Your job is to restate each entry word for word.

[Begin Source data]

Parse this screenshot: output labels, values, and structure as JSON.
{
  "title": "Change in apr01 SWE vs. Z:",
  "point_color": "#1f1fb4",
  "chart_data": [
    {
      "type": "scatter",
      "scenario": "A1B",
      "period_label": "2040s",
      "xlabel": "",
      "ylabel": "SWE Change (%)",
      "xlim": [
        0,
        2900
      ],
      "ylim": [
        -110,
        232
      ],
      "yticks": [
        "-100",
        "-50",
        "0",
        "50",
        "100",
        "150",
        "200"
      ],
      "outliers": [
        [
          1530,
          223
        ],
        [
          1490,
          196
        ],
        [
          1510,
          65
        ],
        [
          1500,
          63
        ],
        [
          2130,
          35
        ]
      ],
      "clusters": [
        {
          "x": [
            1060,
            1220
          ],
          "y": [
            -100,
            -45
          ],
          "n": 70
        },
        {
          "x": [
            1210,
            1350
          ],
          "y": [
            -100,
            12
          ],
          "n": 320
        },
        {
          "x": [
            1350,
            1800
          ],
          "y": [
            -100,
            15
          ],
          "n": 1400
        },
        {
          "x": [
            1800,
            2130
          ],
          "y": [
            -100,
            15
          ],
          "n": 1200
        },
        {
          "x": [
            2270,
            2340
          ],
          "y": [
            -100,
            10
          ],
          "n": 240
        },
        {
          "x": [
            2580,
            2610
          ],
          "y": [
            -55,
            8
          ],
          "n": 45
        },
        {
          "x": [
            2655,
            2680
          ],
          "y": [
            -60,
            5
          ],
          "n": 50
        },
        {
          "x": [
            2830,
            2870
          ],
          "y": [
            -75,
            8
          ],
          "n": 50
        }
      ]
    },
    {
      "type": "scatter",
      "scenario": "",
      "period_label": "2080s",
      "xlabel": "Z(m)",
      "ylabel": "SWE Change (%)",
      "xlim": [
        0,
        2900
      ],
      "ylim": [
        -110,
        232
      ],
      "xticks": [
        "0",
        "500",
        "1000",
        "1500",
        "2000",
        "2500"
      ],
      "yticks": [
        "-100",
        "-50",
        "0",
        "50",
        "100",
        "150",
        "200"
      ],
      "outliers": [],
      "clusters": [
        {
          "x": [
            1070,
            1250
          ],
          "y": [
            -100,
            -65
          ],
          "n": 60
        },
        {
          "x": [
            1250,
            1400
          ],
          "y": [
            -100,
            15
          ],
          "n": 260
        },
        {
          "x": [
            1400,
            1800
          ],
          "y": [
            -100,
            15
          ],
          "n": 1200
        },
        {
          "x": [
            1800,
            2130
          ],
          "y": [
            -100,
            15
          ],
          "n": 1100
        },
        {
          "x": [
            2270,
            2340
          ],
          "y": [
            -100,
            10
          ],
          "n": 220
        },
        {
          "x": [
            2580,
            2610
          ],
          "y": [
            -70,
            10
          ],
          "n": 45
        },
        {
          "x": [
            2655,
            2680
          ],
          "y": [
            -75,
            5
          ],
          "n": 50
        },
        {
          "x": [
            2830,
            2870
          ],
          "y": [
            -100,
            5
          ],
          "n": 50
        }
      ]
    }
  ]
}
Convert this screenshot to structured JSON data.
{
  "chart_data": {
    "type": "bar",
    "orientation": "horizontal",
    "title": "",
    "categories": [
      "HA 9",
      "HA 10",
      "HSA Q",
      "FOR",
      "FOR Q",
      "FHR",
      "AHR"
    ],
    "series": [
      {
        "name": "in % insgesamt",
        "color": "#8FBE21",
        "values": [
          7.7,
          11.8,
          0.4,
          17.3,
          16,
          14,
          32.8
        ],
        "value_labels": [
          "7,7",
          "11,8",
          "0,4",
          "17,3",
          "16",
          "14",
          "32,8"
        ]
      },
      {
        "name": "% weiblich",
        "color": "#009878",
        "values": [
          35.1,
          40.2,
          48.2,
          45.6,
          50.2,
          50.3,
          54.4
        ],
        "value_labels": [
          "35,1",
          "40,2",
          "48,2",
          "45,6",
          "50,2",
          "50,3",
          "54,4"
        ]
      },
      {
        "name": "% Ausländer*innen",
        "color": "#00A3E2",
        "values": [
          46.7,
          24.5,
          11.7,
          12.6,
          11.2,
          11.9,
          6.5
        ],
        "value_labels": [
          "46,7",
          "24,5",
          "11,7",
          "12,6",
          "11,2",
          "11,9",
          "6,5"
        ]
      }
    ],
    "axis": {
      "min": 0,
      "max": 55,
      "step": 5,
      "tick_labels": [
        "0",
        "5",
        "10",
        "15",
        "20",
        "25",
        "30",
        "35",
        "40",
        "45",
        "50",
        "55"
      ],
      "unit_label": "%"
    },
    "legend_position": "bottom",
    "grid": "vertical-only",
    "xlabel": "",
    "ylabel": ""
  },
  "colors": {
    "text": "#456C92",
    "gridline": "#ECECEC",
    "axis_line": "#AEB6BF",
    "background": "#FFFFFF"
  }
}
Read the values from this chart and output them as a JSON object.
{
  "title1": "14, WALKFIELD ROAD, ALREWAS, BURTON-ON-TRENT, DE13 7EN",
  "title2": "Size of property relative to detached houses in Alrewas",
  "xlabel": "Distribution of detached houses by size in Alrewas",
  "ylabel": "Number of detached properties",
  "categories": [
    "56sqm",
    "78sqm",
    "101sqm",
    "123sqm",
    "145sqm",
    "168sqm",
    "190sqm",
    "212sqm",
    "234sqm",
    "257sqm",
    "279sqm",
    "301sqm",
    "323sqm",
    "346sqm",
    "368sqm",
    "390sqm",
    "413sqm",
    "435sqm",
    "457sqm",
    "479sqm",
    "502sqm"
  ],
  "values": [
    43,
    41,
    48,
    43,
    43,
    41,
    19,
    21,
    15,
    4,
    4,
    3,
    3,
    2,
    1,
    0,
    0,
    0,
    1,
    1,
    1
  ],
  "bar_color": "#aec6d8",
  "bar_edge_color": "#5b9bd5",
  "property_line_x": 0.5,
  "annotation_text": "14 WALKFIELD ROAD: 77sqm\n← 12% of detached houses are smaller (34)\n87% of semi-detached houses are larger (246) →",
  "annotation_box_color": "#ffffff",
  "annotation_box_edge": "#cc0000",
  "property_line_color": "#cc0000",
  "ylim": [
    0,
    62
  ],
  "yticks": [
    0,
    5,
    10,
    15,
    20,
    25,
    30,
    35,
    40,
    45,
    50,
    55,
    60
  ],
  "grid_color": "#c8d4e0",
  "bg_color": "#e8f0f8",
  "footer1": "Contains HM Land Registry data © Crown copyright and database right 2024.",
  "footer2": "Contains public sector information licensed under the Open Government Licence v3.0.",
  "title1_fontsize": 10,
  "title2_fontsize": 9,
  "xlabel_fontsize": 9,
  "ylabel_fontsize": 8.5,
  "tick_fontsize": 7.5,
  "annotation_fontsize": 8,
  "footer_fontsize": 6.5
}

[End Source data]

**Answer to this exercise:**
Parse this screenshot: output labels, values, and structure as JSON.
{
  "title": "Change in apr01 SWE vs. Z:",
  "point_color": "#1f1fb4",
  "chart_data": [
    {
      "type": "scatter",
      "scenario": "A1B",
      "period_label": "2040s",
      "xlabel": "",
      "ylabel": "SWE Change (%)",
      "xlim": [
        0,
        2900
      ],
      "ylim": [
        -110,
        232
      ],
      "yticks": [
        "-100",
        "-50",
        "0",
        "50",
        "100",
        "150",
        "200"
      ],
      "outliers": [
        [
          1530,
          223
        ],
        [
          1490,
          196
        ],
        [
          1510,
          65
        ],
        [
          1500,
          63
        ],
        [
          2130,
          35
        ]
      ],
      "clusters": [
        {
          "x": [
            1060,
            1220
          ],
          "y": [
            -100,
            -45
          ],
          "n": 70
        },
        {
          "x": [
            1210,
            1350
          ],
          "y": [
            -100,
            12
          ],
          "n": 320
        },
        {
          "x": [
            1350,
            1800
          ],
          "y": [
            -100,
            15
          ],
          "n": 1400
        },
        {
          "x": [
            1800,
            2130
          ],
          "y": [
            -100,
            15
          ],
          "n": 1200
        },
        {
          "x": [
            2270,
            2340
          ],
          "y": [
            -100,
            10
          ],
          "n": 240
        },
        {
          "x": [
            2580,
            2610
          ],
          "y": [
            -55,
            8
          ],
          "n": 45
        },
        {
          "x": [
            2655,
            2680
          ],
          "y": [
            -60,
            5
          ],
          "n": 50
        },
        {
          "x": [
            2830,
            2870
          ],
          "y": [
            -75,
            8
          ],
          "n": 50
        }
      ]
    },
    {
      "type": "scatter",
      "scenario": "",
      "period_label": "2080s",
      "xlabel": "Z(m)",
      "ylabel": "SWE Change (%)",
      "xlim": [
        0,
        2900
      ],
      "ylim": [
        -110,
        232
      ],
      "xticks": [
        "0",
        "500",
        "1000",
        "1500",
        "2000",
        "2500"
      ],
      "yticks": [
        "-100",
        "-50",
        "0",
        "50",
        "100",
        "150",
        "200"
      ],
      "outliers": [],
      "clusters": [
        {
          "x": [
            1070,
            1250
          ],
          "y": [
            -100,
            -65
          ],
          "n": 60
        },
        {
          "x": [
            1250,
            1400
          ],
          "y": [
            -100,
            15
          ],
          "n": 260
        },
        {
          "x": [
            1400,
            1800
          ],
          "y": [
            -100,
            15
          ],
          "n": 1200
        },
        {
          "x": [
            1800,
            2130
          ],
          "y": [
            -100,
            15
          ],
          "n": 1100
        },
        {
          "x": [
            2270,
            2340
          ],
          "y": [
            -100,
            10
          ],
          "n": 220
        },
        {
          "x": [
            2580,
            2610
          ],
          "y": [
            -70,
            10
          ],
          "n": 45
        },
        {
          "x": [
            2655,
            2680
          ],
          "y": [
            -75,
            5
          ],
          "n": 50
        },
        {
          "x": [
            2830,
            2870
          ],
          "y": [
            -100,
            5
          ],
          "n": 50
        }
      ]
    }
  ]
}
Convert this screenshot to structured JSON data.
{
  "chart_data": {
    "type": "bar",
    "orientation": "horizontal",
    "title": "",
    "categories": [
      "HA 9",
      "HA 10",
      "HSA Q",
      "FOR",
      "FOR Q",
      "FHR",
      "AHR"
    ],
    "series": [
      {
        "name": "in % insgesamt",
        "color": "#8FBE21",
        "values": [
          7.7,
          11.8,
          0.4,
          17.3,
          16,
          14,
          32.8
        ],
        "value_labels": [
          "7,7",
          "11,8",
          "0,4",
          "17,3",
          "16",
          "14",
          "32,8"
        ]
      },
      {
        "name": "% weiblich",
        "color": "#009878",
        "values": [
          35.1,
          40.2,
          48.2,
          45.6,
          50.2,
          50.3,
          54.4
        ],
        "value_labels": [
          "35,1",
          "40,2",
          "48,2",
          "45,6",
          "50,2",
          "50,3",
          "54,4"
        ]
      },
      {
        "name": "% Ausländer*innen",
        "color": "#00A3E2",
        "values": [
          46.7,
          24.5,
          11.7,
          12.6,
          11.2,
          11.9,
          6.5
        ],
        "value_labels": [
          "46,7",
          "24,5",
          "11,7",
          "12,6",
          "11,2",
          "11,9",
          "6,5"
        ]
      }
    ],
    "axis": {
      "min": 0,
      "max": 55,
      "step": 5,
      "tick_labels": [
        "0",
        "5",
        "10",
        "15",
        "20",
        "25",
        "30",
        "35",
        "40",
        "45",
        "50",
        "55"
      ],
      "unit_label": "%"
    },
    "legend_position": "bottom",
    "grid": "vertical-only",
    "xlabel": "",
    "ylabel": ""
  },
  "colors": {
    "text": "#456C92",
    "gridline": "#ECECEC",
    "axis_line": "#AEB6BF",
    "background": "#FFFFFF"
  }
}
Read the values from this chart and output them as a JSON object.
{
  "title1": "14, WALKFIELD ROAD, ALREWAS, BURTON-ON-TRENT, DE13 7EN",
  "title2": "Size of property relative to detached houses in Alrewas",
  "xlabel": "Distribution of detached houses by size in Alrewas",
  "ylabel": "Number of detached properties",
  "categories": [
    "56sqm",
    "78sqm",
    "101sqm",
    "123sqm",
    "145sqm",
    "168sqm",
    "190sqm",
    "212sqm",
    "234sqm",
    "257sqm",
    "279sqm",
    "301sqm",
    "323sqm",
    "346sqm",
    "368sqm",
    "390sqm",
    "413sqm",
    "435sqm",
    "457sqm",
    "479sqm",
    "502sqm"
  ],
  "values": [
    43,
    41,
    48,
    43,
    43,
    41,
    19,
    21,
    15,
    4,
    4,
    3,
    3,
    2,
    1,
    0,
    0,
    0,
    1,
    1,
    1
  ],
  "bar_color": "#aec6d8",
  "bar_edge_color": "#5b9bd5",
  "property_line_x": 0.5,
  "annotation_text": "14 WALKFIELD ROAD: 77sqm\n← 12% of detached houses are smaller (34)\n87% of semi-detached houses are larger (246) →",
  "annotation_box_color": "#ffffff",
  "annotation_box_edge": "#cc0000",
  "property_line_color": "#cc0000",
  "ylim": [
    0,
    62
  ],
  "yticks": [
    0,
    5,
    10,
    15,
    20,
    25,
    30,
    35,
    40,
    45,
    50,
    55,
    60
  ],
  "grid_color": "#c8d4e0",
  "bg_color": "#e8f0f8",
  "footer1": "Contains HM Land Registry data © Crown copyright and database right 2024.",
  "footer2": "Contains public sector information licensed under the Open Government Licence v3.0.",
  "title1_fontsize": 10,
  "title2_fontsize": 9,
  "xlabel_fontsize": 9,
  "ylabel_fontsize": 8.5,
  "tick_fontsize": 7.5,
  "annotation_fontsize": 8,
  "footer_fontsize": 6.5
}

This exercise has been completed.